[Begin Exercise materials]

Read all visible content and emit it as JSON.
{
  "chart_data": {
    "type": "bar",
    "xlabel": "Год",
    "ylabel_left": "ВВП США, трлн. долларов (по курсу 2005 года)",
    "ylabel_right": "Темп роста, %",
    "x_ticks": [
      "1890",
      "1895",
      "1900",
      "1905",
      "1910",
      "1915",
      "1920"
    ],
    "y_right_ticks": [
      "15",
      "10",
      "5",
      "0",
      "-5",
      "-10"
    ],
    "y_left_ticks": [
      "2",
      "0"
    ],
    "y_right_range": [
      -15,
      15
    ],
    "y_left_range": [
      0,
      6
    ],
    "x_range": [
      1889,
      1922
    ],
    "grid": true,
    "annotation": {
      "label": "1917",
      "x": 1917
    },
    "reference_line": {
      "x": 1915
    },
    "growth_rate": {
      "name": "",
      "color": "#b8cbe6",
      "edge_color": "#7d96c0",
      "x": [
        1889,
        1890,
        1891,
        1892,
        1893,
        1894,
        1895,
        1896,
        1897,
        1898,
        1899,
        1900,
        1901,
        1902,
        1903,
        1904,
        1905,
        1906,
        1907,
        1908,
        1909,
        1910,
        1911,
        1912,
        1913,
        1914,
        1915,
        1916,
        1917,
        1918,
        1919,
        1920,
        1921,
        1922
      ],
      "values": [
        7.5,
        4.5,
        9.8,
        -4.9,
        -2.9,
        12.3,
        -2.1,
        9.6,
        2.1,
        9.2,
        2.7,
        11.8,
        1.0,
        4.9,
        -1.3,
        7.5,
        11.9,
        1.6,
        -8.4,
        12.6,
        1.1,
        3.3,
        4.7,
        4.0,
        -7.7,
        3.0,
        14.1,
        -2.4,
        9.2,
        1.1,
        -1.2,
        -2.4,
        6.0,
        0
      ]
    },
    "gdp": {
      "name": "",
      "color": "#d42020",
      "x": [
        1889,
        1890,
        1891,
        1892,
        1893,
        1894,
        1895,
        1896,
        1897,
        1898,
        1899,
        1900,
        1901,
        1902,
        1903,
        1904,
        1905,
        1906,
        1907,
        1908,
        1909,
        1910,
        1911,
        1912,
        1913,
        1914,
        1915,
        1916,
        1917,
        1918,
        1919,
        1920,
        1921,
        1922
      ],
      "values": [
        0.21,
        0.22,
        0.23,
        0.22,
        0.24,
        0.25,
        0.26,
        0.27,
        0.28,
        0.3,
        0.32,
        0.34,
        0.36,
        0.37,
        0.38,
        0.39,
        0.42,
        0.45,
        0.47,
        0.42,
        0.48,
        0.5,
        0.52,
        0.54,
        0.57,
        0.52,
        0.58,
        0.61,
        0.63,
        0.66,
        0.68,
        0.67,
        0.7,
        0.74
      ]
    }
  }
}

[End Exercise materials]
[Begin Exercise materials]

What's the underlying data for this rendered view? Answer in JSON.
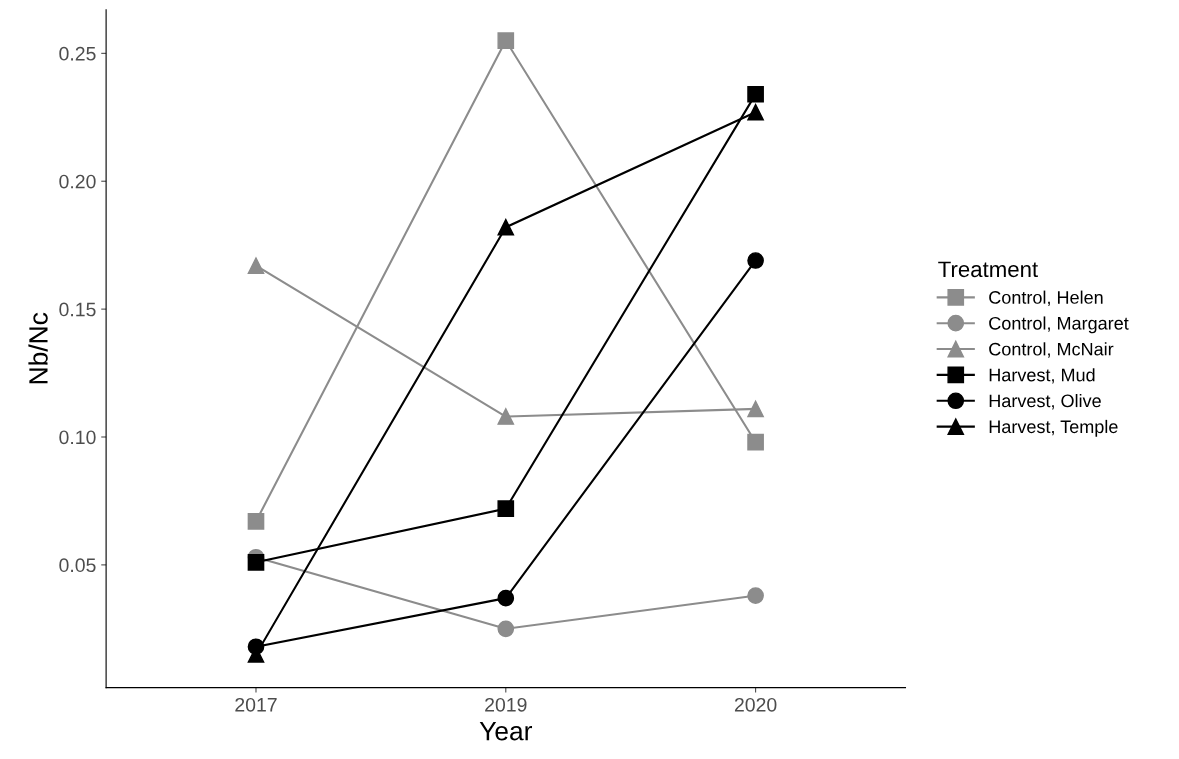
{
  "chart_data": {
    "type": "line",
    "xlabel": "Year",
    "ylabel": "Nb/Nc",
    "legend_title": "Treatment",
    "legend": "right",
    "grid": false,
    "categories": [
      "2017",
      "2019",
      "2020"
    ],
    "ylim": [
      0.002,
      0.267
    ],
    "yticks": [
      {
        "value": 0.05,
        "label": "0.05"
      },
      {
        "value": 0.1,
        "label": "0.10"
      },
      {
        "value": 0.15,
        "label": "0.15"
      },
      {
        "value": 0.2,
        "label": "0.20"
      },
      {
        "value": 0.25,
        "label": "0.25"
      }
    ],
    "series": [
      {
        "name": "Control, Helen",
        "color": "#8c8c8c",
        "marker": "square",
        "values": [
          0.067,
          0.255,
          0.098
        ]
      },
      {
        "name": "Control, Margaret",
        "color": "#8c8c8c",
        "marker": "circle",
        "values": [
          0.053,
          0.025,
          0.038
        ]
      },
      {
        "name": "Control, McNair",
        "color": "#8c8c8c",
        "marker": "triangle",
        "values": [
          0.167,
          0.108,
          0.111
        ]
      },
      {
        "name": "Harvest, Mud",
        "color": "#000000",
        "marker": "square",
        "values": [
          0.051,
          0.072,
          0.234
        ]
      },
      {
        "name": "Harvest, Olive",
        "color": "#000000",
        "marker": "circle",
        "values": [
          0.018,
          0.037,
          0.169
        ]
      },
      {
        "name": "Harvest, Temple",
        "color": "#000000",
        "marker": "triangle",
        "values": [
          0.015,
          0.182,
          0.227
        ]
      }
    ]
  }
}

[End Exercise materials]

*Problem to solve*. Check every line for "JSON" and show the ones that have it.

*Complete output*.
Read all visible content and emit it as JSON.
What's the underlying data for this rendered view? Answer in JSON.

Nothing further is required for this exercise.